* The task *
Without skipping anything, write out each record below exactly.

* Provided information *
--- begin ---

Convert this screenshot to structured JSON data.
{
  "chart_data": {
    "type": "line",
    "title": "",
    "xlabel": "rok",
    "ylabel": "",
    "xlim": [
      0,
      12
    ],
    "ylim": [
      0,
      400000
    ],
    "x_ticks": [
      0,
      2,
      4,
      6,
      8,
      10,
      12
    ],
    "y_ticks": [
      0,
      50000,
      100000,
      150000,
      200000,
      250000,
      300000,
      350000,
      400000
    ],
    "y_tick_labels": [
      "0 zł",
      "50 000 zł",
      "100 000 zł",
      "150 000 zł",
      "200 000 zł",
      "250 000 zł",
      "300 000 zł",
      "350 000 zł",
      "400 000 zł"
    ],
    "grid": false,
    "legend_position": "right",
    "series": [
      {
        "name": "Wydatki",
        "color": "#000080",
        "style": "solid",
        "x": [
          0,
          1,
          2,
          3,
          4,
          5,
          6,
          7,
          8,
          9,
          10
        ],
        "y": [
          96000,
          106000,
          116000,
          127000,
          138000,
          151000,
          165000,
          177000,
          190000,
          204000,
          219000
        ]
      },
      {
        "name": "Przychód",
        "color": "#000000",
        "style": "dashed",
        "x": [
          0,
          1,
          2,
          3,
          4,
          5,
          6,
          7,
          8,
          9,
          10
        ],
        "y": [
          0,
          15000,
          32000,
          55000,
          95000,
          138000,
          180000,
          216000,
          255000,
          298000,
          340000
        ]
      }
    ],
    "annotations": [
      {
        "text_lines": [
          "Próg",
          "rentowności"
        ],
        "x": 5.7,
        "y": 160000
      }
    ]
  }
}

--- end ---

* Response for this exercise *
Convert this screenshot to structured JSON data.
{
  "chart_data": {
    "type": "line",
    "title": "",
    "xlabel": "rok",
    "ylabel": "",
    "xlim": [
      0,
      12
    ],
    "ylim": [
      0,
      400000
    ],
    "x_ticks": [
      0,
      2,
      4,
      6,
      8,
      10,
      12
    ],
    "y_ticks": [
      0,
      50000,
      100000,
      150000,
      200000,
      250000,
      300000,
      350000,
      400000
    ],
    "y_tick_labels": [
      "0 zł",
      "50 000 zł",
      "100 000 zł",
      "150 000 zł",
      "200 000 zł",
      "250 000 zł",
      "300 000 zł",
      "350 000 zł",
      "400 000 zł"
    ],
    "grid": false,
    "legend_position": "right",
    "series": [
      {
        "name": "Wydatki",
        "color": "#000080",
        "style": "solid",
        "x": [
          0,
          1,
          2,
          3,
          4,
          5,
          6,
          7,
          8,
          9,
          10
        ],
        "y": [
          96000,
          106000,
          116000,
          127000,
          138000,
          151000,
          165000,
          177000,
          190000,
          204000,
          219000
        ]
      },
      {
        "name": "Przychód",
        "color": "#000000",
        "style": "dashed",
        "x": [
          0,
          1,
          2,
          3,
          4,
          5,
          6,
          7,
          8,
          9,
          10
        ],
        "y": [
          0,
          15000,
          32000,
          55000,
          95000,
          138000,
          180000,
          216000,
          255000,
          298000,
          340000
        ]
      }
    ],
    "annotations": [
      {
        "text_lines": [
          "Próg",
          "rentowności"
        ],
        "x": 5.7,
        "y": 160000
      }
    ]
  }
}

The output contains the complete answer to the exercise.